▶ _Passage to read_:
/---

[llvm] [InstCombine] Transform (fcmp + fadd + sel) into (fcmp + sel + fadd) (PR #106492)

Thu Oct 10 04:36:18 PDT 2024

================
@@ -3699,6 +3699,77 @@ static bool hasAffectedValue(Value *V, SmallPtrSetImpl<Value *> &Affected,
   return false;
 }
 
+// This transformation enables the possibility of transforming fcmp + sel into
+// a fmaxnum/fminnum intrinsic.
+static Value *foldSelectIntoAddConstant(SelectInst &SI,
+                                        InstCombiner::BuilderTy &Builder) {
+  // Do this transformation only when select instruction gives NaN and NSZ
+  // guarantee.
+  auto *SIFOp = dyn_cast<FPMathOperator>(&SI);
+  if (!SIFOp || !SIFOp->hasNoSignedZeros() || !SIFOp->hasNoNaNs())
+    return nullptr;
+
+  // select((fcmp Pred, X, 0), (fadd X, C), C)
+  //      => fadd((select (fcmp Pred, X, 0), X, 0), C)

\---

▶ _Data shown_:
/---

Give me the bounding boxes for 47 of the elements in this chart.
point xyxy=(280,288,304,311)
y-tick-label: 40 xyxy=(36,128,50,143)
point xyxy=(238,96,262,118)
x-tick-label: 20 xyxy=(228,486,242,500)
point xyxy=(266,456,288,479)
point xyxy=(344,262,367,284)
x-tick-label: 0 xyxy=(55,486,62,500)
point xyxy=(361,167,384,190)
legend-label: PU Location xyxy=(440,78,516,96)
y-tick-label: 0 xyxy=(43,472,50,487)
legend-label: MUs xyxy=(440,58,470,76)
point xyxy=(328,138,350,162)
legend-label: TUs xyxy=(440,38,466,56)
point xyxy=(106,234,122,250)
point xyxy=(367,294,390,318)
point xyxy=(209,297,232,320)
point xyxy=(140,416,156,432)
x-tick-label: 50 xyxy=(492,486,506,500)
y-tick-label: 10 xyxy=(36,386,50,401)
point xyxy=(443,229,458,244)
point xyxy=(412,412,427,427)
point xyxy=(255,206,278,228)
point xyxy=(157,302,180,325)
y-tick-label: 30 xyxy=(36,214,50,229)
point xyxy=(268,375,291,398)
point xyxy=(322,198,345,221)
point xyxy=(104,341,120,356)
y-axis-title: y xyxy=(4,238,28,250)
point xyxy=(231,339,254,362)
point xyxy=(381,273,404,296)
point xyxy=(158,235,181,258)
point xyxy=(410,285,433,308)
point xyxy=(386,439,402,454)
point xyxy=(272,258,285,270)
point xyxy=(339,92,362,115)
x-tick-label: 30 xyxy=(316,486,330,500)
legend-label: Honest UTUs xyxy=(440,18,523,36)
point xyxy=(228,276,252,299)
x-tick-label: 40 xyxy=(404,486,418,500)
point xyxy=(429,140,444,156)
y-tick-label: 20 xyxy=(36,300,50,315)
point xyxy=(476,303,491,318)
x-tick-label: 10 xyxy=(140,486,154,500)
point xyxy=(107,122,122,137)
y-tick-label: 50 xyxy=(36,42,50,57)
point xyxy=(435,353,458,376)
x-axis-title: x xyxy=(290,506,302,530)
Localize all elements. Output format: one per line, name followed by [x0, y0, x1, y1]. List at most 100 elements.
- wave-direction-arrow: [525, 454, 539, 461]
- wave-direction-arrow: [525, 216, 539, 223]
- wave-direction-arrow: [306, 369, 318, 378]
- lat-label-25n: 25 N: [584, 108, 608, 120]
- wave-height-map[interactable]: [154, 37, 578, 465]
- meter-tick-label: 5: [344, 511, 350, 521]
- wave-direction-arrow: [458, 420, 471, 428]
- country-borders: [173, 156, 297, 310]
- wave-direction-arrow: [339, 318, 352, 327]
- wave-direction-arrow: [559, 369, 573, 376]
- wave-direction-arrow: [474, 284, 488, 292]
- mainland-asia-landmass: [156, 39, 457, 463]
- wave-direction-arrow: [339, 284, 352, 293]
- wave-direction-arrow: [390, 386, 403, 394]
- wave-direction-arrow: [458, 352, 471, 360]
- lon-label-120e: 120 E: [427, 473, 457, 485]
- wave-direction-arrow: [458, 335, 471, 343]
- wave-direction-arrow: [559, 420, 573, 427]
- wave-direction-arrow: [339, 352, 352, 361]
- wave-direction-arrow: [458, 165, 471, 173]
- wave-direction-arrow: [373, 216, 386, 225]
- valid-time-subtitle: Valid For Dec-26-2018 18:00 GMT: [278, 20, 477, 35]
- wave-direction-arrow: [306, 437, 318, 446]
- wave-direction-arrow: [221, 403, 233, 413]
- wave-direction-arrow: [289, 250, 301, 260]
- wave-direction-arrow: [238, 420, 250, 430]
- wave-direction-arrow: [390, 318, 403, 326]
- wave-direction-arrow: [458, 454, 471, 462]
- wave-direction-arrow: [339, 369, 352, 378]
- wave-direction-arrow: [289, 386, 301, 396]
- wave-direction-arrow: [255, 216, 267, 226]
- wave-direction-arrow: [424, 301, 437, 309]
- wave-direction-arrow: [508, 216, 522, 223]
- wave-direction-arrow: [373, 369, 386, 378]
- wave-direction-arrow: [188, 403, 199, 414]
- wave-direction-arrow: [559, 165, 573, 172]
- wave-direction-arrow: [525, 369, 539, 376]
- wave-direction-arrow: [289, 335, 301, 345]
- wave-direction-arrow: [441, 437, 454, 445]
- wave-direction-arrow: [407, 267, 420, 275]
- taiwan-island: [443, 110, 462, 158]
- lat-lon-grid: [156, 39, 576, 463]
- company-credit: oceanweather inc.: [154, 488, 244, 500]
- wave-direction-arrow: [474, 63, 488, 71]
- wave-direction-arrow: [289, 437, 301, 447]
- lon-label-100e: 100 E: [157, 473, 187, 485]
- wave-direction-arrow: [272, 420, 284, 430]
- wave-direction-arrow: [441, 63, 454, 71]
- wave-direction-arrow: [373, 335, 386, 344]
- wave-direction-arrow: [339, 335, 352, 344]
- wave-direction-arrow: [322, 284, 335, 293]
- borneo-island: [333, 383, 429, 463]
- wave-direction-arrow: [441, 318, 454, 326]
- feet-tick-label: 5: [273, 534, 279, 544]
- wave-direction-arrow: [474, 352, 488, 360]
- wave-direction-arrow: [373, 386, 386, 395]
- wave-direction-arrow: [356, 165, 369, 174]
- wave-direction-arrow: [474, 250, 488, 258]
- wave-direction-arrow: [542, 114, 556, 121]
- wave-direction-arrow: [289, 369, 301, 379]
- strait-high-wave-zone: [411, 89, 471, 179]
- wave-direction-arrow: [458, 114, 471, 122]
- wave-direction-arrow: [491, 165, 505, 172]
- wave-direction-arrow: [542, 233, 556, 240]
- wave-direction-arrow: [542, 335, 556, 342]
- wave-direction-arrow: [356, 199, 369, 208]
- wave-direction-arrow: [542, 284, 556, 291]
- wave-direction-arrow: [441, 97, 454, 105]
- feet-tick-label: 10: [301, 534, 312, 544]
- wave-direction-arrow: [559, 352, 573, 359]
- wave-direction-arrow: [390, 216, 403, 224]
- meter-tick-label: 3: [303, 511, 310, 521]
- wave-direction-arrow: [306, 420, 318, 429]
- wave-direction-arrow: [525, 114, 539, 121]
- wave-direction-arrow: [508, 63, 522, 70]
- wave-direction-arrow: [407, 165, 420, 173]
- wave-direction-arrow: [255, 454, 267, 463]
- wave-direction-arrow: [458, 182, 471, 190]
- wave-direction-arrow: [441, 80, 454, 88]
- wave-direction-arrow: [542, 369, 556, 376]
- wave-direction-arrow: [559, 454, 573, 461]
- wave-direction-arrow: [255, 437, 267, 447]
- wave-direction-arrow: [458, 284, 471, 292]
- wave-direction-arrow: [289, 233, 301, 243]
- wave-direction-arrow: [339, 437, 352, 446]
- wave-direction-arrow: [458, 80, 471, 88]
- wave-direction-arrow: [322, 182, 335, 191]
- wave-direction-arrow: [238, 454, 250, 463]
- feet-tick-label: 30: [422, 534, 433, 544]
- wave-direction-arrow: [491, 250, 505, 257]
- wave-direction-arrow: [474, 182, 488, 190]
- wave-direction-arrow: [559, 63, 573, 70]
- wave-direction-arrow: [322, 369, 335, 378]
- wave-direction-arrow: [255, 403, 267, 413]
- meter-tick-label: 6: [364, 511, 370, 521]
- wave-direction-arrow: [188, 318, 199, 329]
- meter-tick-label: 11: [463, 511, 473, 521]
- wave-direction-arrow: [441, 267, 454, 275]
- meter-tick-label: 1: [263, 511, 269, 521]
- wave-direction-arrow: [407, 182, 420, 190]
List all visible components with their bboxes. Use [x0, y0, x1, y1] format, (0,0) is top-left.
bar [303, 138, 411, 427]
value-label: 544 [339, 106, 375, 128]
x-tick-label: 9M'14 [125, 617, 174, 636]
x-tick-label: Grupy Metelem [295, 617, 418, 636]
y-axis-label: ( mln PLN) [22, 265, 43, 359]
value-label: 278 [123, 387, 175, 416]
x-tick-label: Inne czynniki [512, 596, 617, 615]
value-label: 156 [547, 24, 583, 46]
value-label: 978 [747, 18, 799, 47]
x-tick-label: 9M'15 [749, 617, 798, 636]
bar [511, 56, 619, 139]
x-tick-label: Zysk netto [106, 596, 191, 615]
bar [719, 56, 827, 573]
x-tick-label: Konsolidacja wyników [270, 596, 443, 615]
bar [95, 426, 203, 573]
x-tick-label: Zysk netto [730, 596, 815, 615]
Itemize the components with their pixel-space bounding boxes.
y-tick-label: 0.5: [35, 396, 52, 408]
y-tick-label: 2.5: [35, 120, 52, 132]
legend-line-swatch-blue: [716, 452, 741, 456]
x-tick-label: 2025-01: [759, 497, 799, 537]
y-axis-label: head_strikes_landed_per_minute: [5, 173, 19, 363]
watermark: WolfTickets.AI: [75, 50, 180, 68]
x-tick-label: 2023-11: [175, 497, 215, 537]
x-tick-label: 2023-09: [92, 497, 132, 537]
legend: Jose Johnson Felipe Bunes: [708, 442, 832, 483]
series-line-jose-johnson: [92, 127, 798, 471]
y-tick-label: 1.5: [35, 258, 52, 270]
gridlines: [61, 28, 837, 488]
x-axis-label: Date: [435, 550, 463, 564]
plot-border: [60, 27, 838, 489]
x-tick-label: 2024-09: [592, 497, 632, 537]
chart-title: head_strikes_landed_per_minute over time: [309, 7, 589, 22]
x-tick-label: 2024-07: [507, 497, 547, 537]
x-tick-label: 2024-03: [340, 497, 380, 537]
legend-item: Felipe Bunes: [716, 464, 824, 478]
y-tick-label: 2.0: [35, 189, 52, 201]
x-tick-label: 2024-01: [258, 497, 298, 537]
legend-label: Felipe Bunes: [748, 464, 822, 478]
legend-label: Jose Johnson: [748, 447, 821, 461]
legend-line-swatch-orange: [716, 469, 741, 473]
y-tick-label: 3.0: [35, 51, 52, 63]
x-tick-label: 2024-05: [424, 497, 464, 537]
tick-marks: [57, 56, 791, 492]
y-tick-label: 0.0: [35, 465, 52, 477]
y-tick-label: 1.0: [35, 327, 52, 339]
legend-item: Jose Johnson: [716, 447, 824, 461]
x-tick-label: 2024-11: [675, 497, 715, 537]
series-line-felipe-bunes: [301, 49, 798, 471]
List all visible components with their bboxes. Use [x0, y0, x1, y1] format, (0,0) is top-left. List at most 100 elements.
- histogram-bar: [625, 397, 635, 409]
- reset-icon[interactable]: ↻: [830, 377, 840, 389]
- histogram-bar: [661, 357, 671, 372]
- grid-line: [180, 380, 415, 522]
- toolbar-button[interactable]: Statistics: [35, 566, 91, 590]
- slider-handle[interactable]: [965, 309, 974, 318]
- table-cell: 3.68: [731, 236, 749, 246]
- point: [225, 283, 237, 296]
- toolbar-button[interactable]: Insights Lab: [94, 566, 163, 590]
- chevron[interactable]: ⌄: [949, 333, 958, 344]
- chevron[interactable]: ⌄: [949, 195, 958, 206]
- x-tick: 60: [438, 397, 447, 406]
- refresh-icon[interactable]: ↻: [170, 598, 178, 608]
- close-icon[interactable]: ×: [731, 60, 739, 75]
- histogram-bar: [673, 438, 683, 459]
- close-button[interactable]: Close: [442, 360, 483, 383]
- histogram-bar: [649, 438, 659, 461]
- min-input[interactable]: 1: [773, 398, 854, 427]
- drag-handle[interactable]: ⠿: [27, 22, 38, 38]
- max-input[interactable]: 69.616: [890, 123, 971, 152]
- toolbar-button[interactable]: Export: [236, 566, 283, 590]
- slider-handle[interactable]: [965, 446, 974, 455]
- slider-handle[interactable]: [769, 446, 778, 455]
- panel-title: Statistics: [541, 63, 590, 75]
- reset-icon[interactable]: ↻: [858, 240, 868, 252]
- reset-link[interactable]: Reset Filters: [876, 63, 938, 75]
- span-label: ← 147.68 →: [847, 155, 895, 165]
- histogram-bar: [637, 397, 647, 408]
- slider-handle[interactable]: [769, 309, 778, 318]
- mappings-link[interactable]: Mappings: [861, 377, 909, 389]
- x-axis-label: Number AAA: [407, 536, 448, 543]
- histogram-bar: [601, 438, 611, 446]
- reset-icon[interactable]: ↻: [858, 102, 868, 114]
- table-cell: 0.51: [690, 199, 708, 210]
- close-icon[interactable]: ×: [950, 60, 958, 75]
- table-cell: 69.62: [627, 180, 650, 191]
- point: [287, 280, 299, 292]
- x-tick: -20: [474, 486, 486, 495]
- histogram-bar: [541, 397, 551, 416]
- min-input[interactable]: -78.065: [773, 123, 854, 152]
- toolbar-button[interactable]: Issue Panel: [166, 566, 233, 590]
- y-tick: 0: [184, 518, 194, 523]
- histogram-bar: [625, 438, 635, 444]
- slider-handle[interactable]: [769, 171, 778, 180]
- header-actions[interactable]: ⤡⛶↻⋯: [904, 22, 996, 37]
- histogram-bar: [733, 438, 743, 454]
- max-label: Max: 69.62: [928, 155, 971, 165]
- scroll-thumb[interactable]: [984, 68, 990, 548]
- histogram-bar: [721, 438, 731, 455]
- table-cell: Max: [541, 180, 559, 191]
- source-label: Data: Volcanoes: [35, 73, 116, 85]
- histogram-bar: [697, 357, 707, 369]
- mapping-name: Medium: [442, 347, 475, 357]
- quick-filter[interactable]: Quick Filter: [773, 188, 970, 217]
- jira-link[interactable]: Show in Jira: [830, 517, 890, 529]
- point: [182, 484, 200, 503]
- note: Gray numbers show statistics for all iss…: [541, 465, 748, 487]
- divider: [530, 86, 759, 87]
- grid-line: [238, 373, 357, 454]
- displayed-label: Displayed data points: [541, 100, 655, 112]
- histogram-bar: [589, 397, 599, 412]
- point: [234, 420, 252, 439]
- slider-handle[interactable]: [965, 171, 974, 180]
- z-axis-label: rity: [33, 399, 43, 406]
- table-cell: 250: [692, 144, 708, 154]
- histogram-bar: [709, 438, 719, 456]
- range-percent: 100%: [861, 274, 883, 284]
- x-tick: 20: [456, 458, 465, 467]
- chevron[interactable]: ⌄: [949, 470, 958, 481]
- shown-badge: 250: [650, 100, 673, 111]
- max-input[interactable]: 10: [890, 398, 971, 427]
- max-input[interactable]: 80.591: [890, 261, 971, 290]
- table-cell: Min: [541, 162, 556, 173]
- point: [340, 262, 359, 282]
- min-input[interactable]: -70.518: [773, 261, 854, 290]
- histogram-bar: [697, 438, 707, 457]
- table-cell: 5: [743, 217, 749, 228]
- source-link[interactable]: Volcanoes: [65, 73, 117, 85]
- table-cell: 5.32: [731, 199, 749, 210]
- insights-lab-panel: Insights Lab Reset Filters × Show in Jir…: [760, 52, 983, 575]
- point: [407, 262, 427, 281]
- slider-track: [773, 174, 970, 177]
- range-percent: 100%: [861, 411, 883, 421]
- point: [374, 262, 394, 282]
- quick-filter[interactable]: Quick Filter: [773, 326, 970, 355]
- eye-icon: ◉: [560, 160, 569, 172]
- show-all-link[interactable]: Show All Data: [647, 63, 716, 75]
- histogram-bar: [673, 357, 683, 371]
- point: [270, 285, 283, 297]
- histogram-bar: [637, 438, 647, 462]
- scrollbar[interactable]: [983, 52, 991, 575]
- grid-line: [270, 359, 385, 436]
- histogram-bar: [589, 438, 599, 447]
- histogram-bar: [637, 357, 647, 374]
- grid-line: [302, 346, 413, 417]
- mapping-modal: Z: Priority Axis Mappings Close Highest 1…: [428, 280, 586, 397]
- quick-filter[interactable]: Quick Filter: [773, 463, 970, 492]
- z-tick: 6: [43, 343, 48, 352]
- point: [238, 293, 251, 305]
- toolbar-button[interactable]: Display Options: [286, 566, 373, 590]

\---

▶ _Required actions_:
**1.** In the LLVM code review text, which two guarantees must the select instruction carry before the transformation is attempted?
**2.** Continue the LLVM code review text from its last line.

▶ _Results of the tasks_:
**1.** No NaNs and no signed zeros (the NaN and NSZ guarantees).

**2.**
+  //
+  // Pred := OGT, OGE, OLT, OLE, UGT, UGE, ULT, and ULE
+  Instruction *FAdd;
+  Constant *C;
+  Value *X, *Z;
+  CmpInst::Predicate Pred;
+
+  // Note: OneUse check for `Cmp` is necessary because it makes sure that other
+  // InstCombine folds don't undo this transformation and cause an infinite
+  // loop. Furthermore, it could also increase the operation count.
+  if (match(&SI, m_Select(m_OneUse(m_FCmp(Pred, m_Value(X), m_Value(Z))),
+                          m_OneUse(m_Instruction(FAdd)), m_Constant(C))) ||
+      match(&SI, m_Select(m_OneUse(m_FCmp(Pred, m_Value(X), m_Value(Z))),
+                          m_Constant(C), m_OneUse(m_Instruction(FAdd))))) {
+    // Only these relational predicates can be transformed into maxnum/minnum
+    // intrinsic.
+    if (!CmpInst::isRelational(Pred) || !match(Z, m_AnyZeroFP()))
+      return nullptr;
+
+    if (!match(FAdd, m_FAdd(m_Specific(X), m_Specific(C))))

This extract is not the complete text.